● **Job**: Find every line of the listing below where "ropes" appears, and copy it.

● **Input material**:
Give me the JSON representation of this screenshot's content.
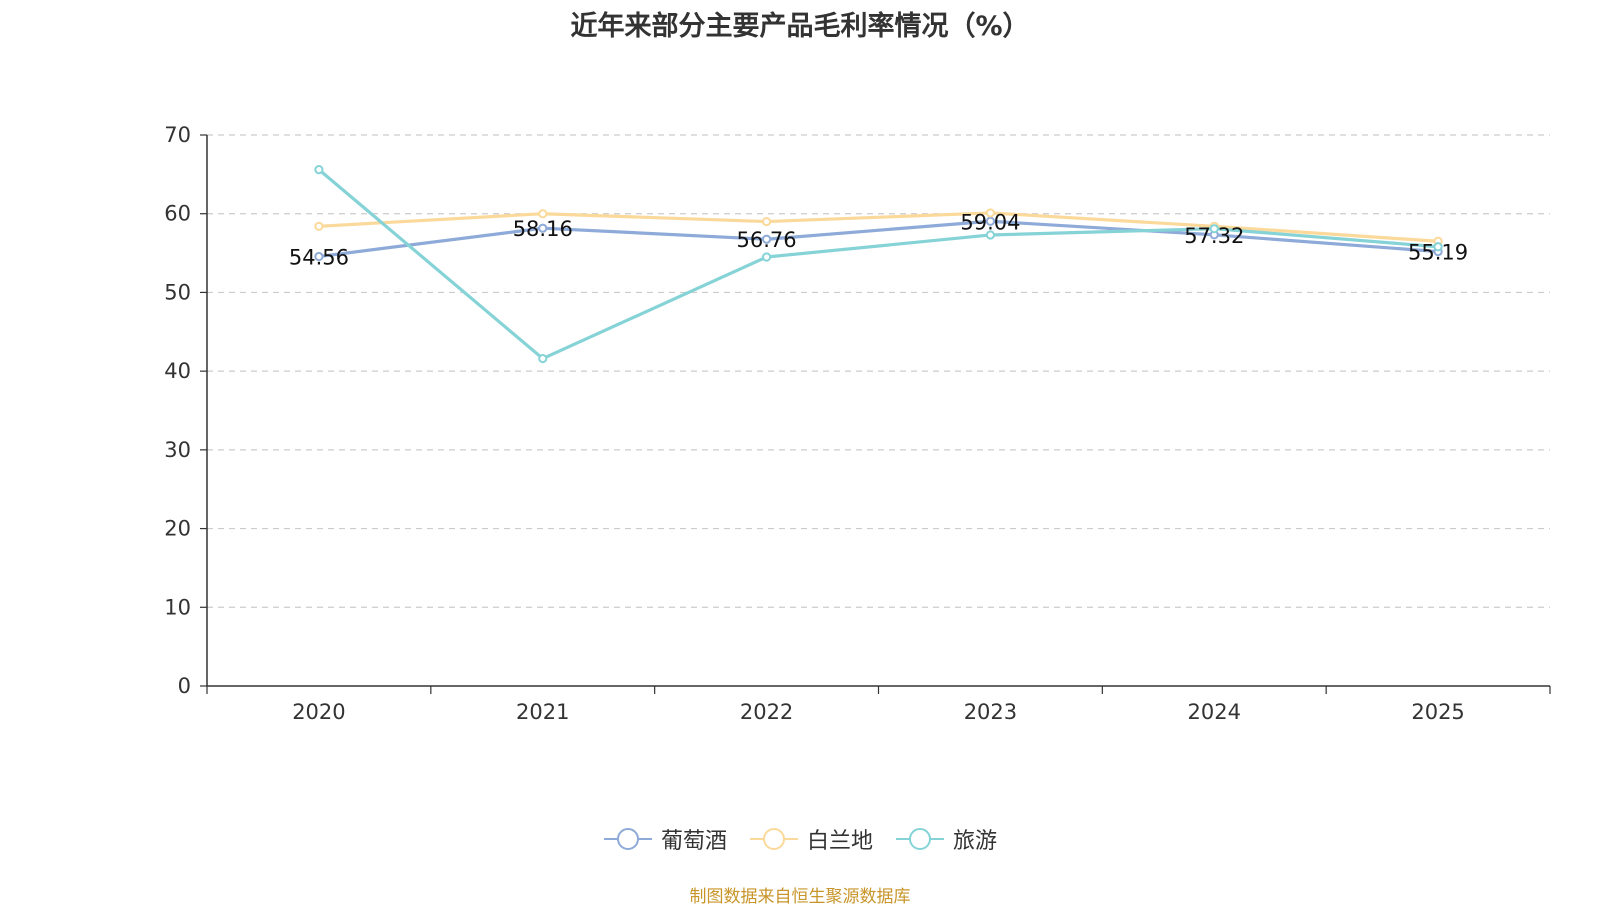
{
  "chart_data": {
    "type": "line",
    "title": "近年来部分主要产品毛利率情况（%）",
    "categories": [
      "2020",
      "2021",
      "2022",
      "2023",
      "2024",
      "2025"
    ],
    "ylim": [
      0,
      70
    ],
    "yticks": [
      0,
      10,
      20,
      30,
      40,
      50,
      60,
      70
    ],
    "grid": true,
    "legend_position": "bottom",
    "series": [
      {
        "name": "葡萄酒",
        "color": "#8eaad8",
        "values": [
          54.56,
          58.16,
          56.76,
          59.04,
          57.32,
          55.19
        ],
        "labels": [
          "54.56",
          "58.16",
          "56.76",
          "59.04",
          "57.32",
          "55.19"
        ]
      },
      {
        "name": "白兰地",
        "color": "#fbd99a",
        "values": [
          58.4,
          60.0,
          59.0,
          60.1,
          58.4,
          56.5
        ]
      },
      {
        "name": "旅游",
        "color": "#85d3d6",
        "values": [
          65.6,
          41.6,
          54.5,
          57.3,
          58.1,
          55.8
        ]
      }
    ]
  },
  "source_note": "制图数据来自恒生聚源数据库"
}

---

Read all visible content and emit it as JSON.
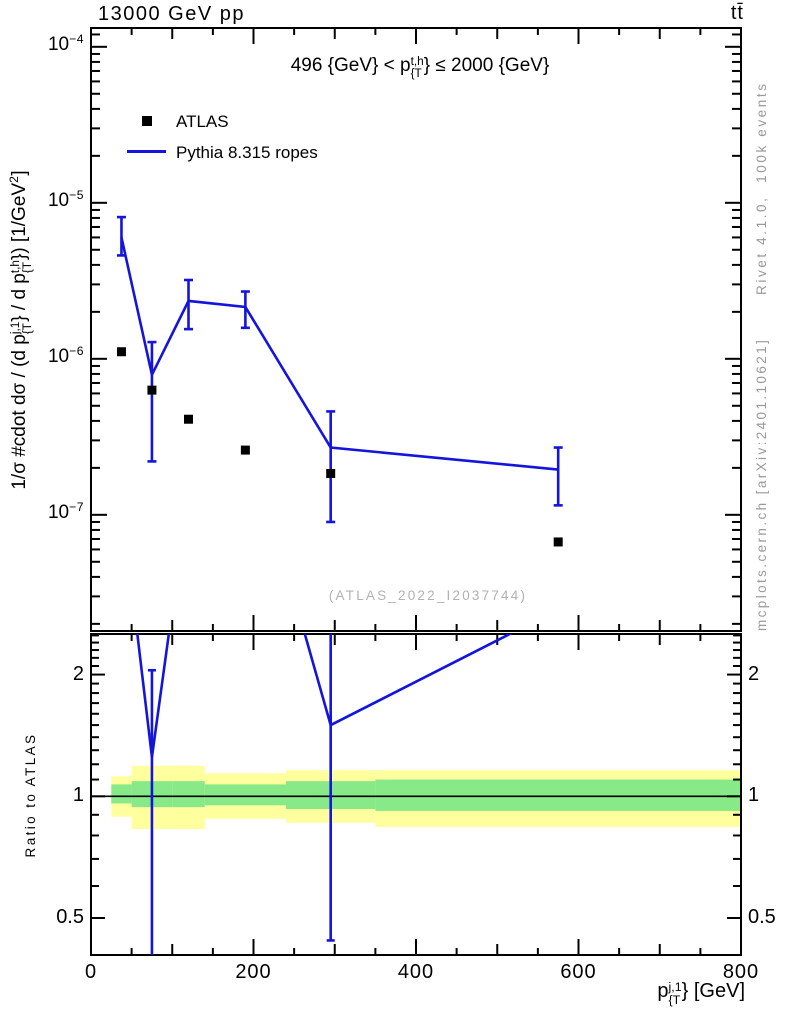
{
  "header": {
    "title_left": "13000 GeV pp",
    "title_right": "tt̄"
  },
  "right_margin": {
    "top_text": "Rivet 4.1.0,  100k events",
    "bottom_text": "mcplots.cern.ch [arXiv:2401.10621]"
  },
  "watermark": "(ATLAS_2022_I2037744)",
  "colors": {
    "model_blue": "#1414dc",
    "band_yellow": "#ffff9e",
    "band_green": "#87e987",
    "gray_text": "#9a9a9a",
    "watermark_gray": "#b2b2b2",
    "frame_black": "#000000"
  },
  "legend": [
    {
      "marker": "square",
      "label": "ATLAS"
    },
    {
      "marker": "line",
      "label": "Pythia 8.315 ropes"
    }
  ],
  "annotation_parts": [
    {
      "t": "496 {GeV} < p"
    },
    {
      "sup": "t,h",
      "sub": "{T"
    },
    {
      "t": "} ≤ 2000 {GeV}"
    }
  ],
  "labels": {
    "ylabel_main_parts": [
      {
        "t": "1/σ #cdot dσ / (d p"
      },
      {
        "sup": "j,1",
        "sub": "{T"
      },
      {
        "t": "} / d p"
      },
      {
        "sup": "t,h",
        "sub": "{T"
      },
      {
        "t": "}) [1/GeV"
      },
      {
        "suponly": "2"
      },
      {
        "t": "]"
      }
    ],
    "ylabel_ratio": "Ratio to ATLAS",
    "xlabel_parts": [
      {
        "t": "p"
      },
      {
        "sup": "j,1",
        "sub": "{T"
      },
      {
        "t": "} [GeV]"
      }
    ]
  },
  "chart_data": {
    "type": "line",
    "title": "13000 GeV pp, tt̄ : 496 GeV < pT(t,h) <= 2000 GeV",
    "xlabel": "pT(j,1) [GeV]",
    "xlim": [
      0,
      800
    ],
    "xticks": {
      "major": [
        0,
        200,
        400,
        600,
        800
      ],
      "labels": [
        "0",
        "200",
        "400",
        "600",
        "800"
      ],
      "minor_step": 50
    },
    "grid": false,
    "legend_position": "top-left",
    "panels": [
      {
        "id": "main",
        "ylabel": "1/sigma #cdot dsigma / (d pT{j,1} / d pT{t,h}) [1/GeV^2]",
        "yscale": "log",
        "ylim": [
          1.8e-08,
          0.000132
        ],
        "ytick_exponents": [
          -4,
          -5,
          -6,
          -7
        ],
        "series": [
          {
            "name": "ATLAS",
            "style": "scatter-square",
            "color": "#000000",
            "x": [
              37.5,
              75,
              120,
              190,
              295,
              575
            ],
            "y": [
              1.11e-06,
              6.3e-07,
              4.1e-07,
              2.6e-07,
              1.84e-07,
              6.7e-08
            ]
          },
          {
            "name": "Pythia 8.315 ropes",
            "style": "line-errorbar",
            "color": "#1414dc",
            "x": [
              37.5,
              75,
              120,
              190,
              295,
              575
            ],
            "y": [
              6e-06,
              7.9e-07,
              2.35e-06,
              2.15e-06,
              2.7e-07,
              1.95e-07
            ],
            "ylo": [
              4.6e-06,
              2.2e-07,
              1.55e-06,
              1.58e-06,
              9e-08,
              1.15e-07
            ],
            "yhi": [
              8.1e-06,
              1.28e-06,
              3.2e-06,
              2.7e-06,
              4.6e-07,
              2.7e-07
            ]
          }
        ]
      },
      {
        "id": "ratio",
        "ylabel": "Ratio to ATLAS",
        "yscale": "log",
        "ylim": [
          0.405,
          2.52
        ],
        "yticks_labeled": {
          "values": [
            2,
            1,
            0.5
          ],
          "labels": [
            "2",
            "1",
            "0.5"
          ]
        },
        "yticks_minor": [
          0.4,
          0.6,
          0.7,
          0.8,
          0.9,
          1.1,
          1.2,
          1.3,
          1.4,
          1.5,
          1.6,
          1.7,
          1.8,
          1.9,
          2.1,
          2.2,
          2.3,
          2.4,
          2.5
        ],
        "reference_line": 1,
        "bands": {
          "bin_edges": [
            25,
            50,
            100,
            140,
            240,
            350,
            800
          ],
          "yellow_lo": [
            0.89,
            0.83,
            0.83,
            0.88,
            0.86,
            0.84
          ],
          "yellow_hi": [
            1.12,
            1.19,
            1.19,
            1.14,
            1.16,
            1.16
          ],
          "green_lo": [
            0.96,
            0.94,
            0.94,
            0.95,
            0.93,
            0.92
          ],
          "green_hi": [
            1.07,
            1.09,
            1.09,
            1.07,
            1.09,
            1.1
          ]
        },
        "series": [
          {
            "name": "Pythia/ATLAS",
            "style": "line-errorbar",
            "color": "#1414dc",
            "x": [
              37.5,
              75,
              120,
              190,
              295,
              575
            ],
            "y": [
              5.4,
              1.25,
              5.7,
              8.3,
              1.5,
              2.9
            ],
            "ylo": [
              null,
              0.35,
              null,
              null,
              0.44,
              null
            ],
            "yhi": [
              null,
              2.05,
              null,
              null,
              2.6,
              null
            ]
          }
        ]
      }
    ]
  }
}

--

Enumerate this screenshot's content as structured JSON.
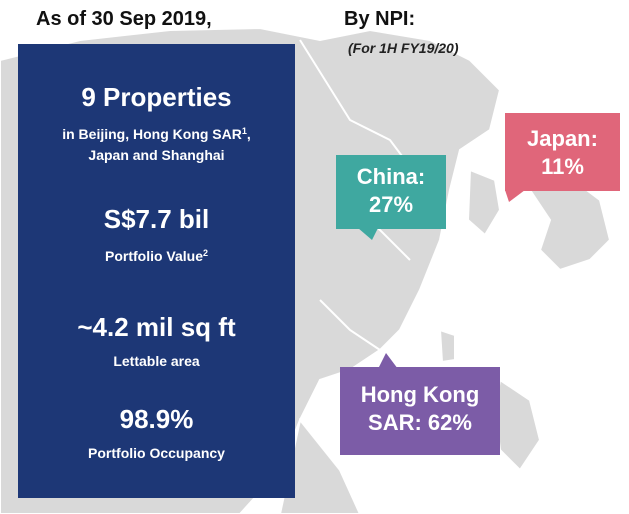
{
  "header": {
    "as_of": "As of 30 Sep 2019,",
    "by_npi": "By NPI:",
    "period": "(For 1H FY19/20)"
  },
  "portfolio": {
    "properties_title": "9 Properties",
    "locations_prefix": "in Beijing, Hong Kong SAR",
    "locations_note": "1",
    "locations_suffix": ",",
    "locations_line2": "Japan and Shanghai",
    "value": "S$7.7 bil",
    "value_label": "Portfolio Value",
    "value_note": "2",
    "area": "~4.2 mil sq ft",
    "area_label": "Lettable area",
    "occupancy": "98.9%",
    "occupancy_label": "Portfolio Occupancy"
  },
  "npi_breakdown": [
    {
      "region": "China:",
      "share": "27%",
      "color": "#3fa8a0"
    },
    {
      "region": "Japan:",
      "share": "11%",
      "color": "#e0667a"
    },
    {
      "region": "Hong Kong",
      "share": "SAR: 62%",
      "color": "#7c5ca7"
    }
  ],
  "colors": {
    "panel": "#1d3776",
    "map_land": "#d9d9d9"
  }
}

● **Reply to the exercise**:
      "label": "Pythia 8.315 ropes"
            "name": "Pythia 8.315 ropes",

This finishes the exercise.